**Aim of the exercise:** Your task is to give the number of lines in the listing that include "ylabel", and nothing else.

**Exercise input:**
# # # # # # #

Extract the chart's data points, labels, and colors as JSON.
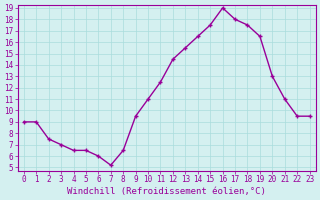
{
  "hours": [
    0,
    1,
    2,
    3,
    4,
    5,
    6,
    7,
    8,
    9,
    10,
    11,
    12,
    13,
    14,
    15,
    16,
    17,
    18,
    19,
    20,
    21,
    22,
    23
  ],
  "values": [
    9,
    9,
    7.5,
    7,
    6.5,
    6.5,
    6,
    5.2,
    6.5,
    9.5,
    11,
    12.5,
    14.5,
    15.5,
    16.5,
    17.5,
    19,
    18,
    17.5,
    16.5,
    13,
    11,
    9.5,
    9.5
  ],
  "line_color": "#990099",
  "marker": "P",
  "bg_color": "#d4f0f0",
  "grid_color": "#aadddd",
  "xlabel": "Windchill (Refroidissement éolien,°C)",
  "ylabel": "",
  "title": "",
  "xlim_min": -0.5,
  "xlim_max": 23.5,
  "ylim_min": 4.7,
  "ylim_max": 19.3,
  "yticks": [
    5,
    6,
    7,
    8,
    9,
    10,
    11,
    12,
    13,
    14,
    15,
    16,
    17,
    18,
    19
  ],
  "xticks": [
    0,
    1,
    2,
    3,
    4,
    5,
    6,
    7,
    8,
    9,
    10,
    11,
    12,
    13,
    14,
    15,
    16,
    17,
    18,
    19,
    20,
    21,
    22,
    23
  ],
  "tick_fontsize": 5.5,
  "xlabel_fontsize": 6.5,
  "marker_size": 3,
  "line_width": 1.0
}
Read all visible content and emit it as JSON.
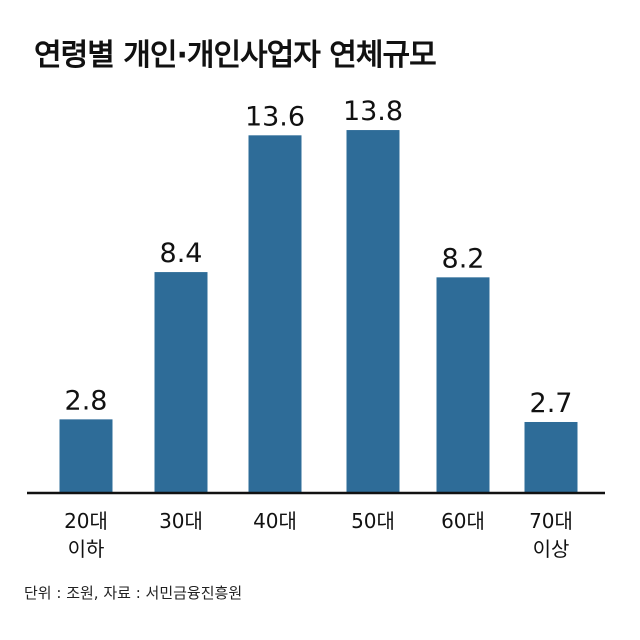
{
  "chart_data": {
    "type": "bar",
    "title": "연령별 개인·개인사업자 연체규모",
    "categories": [
      [
        "20대",
        "이하"
      ],
      [
        "30대"
      ],
      [
        "40대"
      ],
      [
        "50대"
      ],
      [
        "60대"
      ],
      [
        "70대",
        "이상"
      ]
    ],
    "values": [
      2.8,
      8.4,
      13.6,
      13.8,
      8.2,
      2.7
    ],
    "data_labels": [
      "2.8",
      "8.4",
      "13.6",
      "13.8",
      "8.2",
      "2.7"
    ],
    "note": "단위 : 조원, 자료 : 서민금융진흥원",
    "grid": false,
    "bar_color": "#2e6c98"
  }
}
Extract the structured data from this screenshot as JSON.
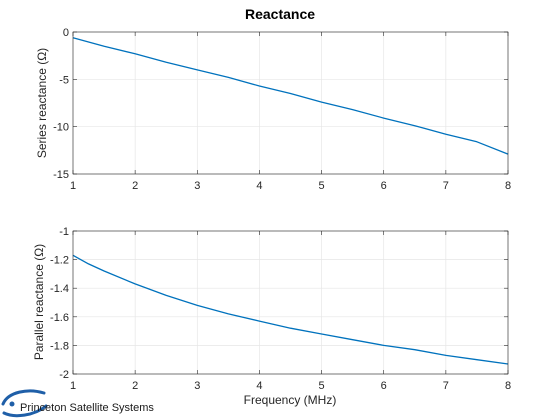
{
  "chart_data": [
    {
      "type": "line",
      "title": "Reactance",
      "xlabel": "",
      "ylabel": "Series reactance (Ω)",
      "xlim": [
        1,
        8
      ],
      "ylim": [
        -15,
        0
      ],
      "xticks": [
        1,
        2,
        3,
        4,
        5,
        6,
        7,
        8
      ],
      "yticks": [
        0,
        -5,
        -10,
        -15
      ],
      "grid": true,
      "color": "#0072BD",
      "series": [
        {
          "x": [
            1,
            1.5,
            2,
            2.5,
            3,
            3.5,
            4,
            4.5,
            5,
            5.5,
            6,
            6.5,
            7,
            7.5,
            8
          ],
          "values": [
            -0.6,
            -1.5,
            -2.3,
            -3.2,
            -4.0,
            -4.8,
            -5.7,
            -6.5,
            -7.4,
            -8.2,
            -9.1,
            -9.9,
            -10.8,
            -11.6,
            -12.9
          ]
        }
      ]
    },
    {
      "type": "line",
      "title": "",
      "xlabel": "Frequency (MHz)",
      "ylabel": "Parallel reactance (Ω)",
      "xlim": [
        1,
        8
      ],
      "ylim": [
        -2,
        -1
      ],
      "xticks": [
        1,
        2,
        3,
        4,
        5,
        6,
        7,
        8
      ],
      "yticks": [
        -1,
        -1.2,
        -1.4,
        -1.6,
        -1.8,
        -2
      ],
      "grid": true,
      "color": "#0072BD",
      "series": [
        {
          "x": [
            1,
            1.25,
            1.5,
            2,
            2.5,
            3,
            3.5,
            4,
            4.5,
            5,
            5.5,
            6,
            6.5,
            7,
            7.5,
            8
          ],
          "values": [
            -1.17,
            -1.23,
            -1.28,
            -1.37,
            -1.45,
            -1.52,
            -1.58,
            -1.63,
            -1.68,
            -1.72,
            -1.76,
            -1.8,
            -1.83,
            -1.87,
            -1.9,
            -1.93
          ]
        }
      ]
    }
  ],
  "branding": {
    "company": "Princeton Satellite Systems"
  }
}
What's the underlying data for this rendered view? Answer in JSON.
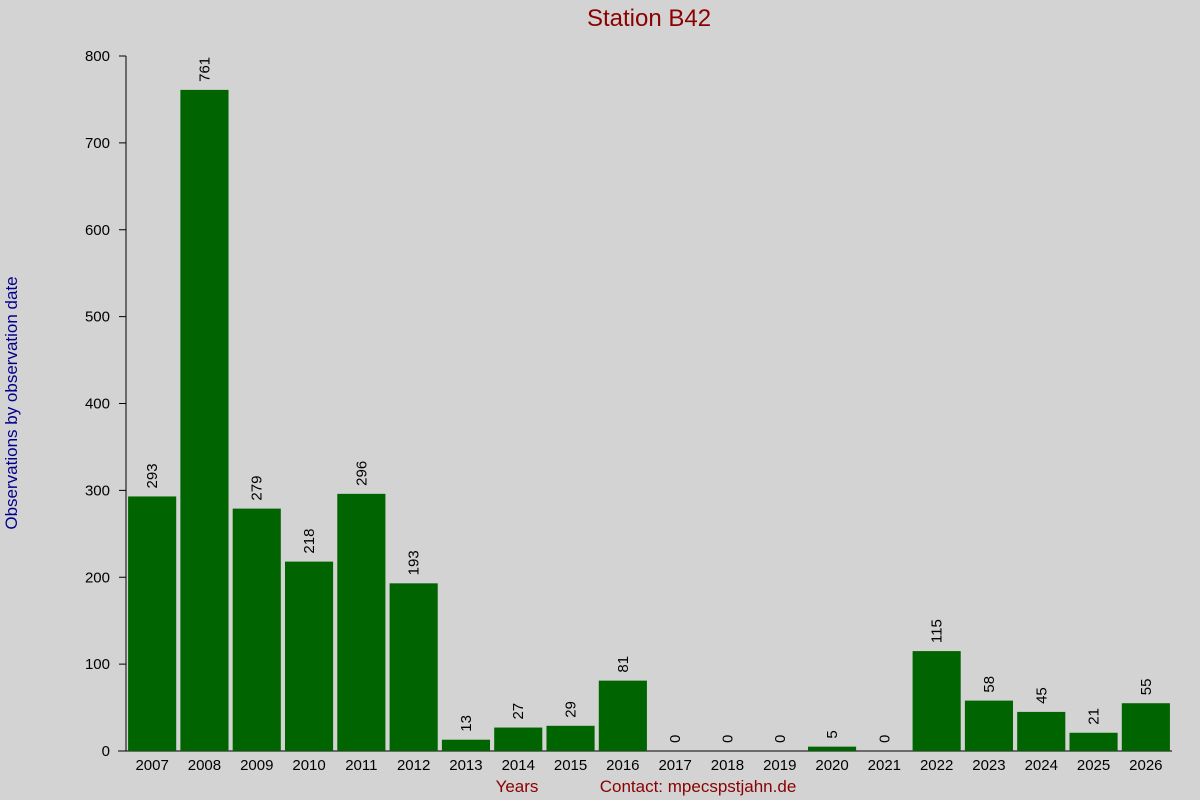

# # # # # # #

**Output:** 3